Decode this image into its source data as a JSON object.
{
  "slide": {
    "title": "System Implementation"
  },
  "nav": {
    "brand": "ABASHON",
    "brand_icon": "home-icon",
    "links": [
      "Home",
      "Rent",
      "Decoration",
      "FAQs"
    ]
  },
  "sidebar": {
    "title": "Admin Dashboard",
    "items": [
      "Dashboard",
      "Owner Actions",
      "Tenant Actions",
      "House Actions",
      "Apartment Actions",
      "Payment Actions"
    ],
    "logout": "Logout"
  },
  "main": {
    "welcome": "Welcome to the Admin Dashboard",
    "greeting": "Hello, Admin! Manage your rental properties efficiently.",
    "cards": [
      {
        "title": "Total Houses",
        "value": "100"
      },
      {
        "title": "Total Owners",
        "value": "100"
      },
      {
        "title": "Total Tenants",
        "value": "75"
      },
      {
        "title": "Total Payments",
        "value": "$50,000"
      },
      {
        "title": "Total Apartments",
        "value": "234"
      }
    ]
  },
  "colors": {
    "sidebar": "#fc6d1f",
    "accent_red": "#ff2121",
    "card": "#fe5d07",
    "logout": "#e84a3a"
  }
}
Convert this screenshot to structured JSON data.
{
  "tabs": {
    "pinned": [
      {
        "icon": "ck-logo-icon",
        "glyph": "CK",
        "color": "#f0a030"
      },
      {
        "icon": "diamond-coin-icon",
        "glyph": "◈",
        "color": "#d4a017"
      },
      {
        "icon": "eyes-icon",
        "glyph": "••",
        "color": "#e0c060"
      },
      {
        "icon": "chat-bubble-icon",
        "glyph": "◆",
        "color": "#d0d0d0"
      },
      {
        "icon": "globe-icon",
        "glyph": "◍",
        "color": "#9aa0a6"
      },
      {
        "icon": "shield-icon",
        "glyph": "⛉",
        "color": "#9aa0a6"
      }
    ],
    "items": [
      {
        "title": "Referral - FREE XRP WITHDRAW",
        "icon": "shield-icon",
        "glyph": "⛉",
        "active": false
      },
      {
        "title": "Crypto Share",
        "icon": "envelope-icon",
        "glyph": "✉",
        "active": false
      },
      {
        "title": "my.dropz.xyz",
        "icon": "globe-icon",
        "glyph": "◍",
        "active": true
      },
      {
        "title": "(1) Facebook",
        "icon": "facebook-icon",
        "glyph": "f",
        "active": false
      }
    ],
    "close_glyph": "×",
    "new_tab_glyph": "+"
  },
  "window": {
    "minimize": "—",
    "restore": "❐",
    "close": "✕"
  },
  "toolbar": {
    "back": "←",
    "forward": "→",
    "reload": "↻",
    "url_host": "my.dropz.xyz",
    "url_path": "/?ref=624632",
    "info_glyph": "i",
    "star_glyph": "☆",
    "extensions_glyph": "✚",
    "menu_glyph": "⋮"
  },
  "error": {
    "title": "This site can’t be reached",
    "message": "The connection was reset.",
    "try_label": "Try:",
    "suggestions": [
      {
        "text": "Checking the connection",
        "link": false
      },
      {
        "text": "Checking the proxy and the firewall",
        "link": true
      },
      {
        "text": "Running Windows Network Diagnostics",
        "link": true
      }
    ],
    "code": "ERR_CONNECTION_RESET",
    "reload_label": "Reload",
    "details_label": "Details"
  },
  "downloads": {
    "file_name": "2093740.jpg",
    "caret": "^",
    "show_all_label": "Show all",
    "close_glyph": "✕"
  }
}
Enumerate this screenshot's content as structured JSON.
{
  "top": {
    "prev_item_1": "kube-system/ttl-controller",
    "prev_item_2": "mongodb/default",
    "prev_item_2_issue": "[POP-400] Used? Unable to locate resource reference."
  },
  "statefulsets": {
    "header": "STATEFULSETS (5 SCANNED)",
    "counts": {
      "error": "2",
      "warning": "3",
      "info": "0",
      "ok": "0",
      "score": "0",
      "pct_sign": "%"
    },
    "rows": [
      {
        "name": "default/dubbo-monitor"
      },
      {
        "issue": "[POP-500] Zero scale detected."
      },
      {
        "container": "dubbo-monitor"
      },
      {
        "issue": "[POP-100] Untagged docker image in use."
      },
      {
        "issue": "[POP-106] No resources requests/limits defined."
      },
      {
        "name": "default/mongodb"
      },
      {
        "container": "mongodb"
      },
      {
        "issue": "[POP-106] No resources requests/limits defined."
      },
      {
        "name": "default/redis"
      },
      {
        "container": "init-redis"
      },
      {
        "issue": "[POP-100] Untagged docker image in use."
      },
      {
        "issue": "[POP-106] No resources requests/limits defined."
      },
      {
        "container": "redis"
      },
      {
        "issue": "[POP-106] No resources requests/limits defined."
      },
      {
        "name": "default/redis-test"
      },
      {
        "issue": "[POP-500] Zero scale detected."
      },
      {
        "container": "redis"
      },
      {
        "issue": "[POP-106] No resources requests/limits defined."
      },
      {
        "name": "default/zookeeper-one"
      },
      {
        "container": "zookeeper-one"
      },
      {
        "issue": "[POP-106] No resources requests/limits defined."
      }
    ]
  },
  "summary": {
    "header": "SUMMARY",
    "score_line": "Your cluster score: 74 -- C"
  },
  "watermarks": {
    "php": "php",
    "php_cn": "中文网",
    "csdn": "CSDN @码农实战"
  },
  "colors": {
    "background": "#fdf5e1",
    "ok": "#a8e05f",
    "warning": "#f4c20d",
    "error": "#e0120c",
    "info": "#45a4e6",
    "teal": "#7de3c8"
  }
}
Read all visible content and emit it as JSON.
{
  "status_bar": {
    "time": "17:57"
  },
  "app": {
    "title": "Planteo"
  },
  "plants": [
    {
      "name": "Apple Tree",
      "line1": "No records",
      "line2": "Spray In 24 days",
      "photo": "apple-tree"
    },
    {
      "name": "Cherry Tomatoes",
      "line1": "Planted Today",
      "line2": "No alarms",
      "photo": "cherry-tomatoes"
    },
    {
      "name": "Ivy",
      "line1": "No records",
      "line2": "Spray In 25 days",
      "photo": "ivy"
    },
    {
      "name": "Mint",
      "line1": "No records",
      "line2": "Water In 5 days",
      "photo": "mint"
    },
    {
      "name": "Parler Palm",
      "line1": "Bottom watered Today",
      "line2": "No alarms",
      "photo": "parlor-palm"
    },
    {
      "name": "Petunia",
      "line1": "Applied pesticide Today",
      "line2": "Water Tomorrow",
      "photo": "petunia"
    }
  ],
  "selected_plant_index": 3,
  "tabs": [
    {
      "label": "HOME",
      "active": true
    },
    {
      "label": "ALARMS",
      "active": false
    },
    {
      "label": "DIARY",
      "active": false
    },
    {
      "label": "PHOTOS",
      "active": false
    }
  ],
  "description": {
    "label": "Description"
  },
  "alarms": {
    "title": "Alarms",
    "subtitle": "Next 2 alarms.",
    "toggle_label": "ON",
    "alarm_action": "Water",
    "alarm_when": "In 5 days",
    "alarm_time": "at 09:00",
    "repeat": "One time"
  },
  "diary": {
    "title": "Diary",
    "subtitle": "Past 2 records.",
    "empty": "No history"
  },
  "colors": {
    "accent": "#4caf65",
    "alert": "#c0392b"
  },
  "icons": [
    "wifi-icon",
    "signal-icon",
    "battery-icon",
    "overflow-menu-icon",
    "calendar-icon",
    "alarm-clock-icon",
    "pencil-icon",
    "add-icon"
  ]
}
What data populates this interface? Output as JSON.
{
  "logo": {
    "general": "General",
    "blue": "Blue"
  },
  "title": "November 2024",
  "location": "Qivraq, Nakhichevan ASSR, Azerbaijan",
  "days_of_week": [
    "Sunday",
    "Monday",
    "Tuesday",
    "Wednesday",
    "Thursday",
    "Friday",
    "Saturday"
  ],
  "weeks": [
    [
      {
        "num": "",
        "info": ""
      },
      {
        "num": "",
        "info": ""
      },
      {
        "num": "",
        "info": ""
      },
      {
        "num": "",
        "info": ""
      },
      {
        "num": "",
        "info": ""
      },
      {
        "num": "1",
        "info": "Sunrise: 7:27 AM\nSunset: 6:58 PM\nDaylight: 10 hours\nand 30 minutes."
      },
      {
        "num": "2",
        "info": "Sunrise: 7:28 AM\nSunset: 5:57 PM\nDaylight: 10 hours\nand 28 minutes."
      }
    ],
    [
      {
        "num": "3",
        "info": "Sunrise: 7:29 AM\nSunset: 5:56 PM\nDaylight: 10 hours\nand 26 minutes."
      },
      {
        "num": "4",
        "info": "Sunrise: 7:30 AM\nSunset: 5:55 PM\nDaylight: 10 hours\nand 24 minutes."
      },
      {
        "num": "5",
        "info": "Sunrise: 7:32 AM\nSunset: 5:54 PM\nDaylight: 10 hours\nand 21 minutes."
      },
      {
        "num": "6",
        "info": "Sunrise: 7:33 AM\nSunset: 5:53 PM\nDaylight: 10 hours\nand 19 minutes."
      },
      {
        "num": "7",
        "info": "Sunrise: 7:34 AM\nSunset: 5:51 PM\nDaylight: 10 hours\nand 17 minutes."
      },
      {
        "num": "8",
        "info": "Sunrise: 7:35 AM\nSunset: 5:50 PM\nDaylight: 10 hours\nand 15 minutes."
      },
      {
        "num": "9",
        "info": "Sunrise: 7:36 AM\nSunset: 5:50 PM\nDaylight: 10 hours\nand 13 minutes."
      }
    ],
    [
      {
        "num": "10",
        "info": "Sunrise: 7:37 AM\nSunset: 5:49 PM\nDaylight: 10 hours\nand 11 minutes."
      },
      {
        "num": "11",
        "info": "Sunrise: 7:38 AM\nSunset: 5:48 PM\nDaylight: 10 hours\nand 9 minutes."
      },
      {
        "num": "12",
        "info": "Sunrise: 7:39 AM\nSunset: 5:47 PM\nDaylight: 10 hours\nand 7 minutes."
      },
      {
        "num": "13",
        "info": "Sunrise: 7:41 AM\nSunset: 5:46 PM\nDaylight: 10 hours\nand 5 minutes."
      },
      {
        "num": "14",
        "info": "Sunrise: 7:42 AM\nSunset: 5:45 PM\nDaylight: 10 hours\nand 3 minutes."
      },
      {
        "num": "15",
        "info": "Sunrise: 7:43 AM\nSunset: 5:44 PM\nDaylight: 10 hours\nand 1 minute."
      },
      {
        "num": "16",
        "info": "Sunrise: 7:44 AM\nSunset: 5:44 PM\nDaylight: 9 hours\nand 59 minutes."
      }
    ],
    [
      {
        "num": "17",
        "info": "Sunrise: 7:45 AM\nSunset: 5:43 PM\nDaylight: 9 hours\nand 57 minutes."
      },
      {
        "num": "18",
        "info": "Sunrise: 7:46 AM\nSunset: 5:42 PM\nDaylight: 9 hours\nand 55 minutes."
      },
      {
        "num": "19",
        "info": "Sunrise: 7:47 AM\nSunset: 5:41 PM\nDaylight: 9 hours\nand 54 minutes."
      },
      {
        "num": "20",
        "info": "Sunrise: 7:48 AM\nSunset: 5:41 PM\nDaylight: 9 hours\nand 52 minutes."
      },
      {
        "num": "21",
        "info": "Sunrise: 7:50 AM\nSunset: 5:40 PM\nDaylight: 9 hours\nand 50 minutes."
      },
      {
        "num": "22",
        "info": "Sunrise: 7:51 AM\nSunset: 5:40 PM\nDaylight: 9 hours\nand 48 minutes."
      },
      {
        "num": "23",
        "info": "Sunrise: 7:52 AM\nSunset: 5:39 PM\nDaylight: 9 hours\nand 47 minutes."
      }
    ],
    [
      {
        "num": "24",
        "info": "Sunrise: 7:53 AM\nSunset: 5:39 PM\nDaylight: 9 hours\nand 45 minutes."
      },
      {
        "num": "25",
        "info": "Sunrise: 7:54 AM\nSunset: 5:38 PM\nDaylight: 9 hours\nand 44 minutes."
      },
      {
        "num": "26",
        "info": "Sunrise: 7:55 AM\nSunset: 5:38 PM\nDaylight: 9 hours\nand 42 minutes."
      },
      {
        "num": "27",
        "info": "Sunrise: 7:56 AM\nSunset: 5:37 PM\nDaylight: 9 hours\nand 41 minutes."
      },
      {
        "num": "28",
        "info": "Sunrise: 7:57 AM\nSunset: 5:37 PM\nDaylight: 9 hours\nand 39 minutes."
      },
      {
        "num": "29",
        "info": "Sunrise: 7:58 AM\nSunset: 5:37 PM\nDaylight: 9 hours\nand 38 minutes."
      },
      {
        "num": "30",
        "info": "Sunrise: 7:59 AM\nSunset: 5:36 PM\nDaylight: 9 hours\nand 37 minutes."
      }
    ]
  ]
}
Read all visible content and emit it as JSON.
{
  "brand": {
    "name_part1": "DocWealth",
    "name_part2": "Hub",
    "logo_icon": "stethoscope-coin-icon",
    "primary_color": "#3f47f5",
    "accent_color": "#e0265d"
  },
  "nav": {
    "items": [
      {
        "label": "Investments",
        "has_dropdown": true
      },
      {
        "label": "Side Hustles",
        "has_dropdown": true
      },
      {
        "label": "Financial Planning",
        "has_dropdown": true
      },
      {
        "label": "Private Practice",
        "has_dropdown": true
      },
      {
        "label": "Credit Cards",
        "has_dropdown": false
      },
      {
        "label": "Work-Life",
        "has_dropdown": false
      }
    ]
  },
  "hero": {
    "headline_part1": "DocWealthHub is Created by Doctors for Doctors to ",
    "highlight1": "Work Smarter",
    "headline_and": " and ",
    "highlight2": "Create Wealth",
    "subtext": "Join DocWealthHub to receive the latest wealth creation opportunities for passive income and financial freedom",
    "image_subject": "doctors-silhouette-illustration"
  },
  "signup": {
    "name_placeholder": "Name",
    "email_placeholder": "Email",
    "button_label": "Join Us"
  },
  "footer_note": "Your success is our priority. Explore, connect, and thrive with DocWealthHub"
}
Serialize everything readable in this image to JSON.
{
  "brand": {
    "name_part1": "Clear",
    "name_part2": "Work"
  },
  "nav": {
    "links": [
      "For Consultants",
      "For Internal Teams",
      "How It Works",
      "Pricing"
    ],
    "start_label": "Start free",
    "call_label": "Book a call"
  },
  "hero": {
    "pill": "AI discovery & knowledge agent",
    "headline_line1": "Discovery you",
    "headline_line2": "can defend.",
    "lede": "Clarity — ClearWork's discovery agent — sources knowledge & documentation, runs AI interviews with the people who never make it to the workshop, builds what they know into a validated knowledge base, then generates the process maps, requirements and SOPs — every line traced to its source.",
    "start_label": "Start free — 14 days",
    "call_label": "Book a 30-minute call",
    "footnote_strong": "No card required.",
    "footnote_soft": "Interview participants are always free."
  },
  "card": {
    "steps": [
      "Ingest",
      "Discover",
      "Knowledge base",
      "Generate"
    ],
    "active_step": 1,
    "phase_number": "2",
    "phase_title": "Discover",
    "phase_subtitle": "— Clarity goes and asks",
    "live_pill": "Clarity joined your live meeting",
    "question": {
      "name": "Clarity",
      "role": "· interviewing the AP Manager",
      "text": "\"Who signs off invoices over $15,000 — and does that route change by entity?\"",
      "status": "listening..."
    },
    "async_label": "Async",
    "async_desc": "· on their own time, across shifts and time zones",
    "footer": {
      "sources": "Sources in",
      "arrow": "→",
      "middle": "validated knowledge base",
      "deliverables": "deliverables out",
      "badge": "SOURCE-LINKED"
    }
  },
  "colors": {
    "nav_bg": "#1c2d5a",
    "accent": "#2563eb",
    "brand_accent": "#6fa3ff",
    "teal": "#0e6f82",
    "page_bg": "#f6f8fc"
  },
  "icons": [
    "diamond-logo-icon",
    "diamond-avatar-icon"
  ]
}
---*---
_Task brief_: Using the data above, copy each line that contains "Spray".

_Output of the task_:
      "line2": "Spray In 24 days",
      "line2": "Spray In 25 days",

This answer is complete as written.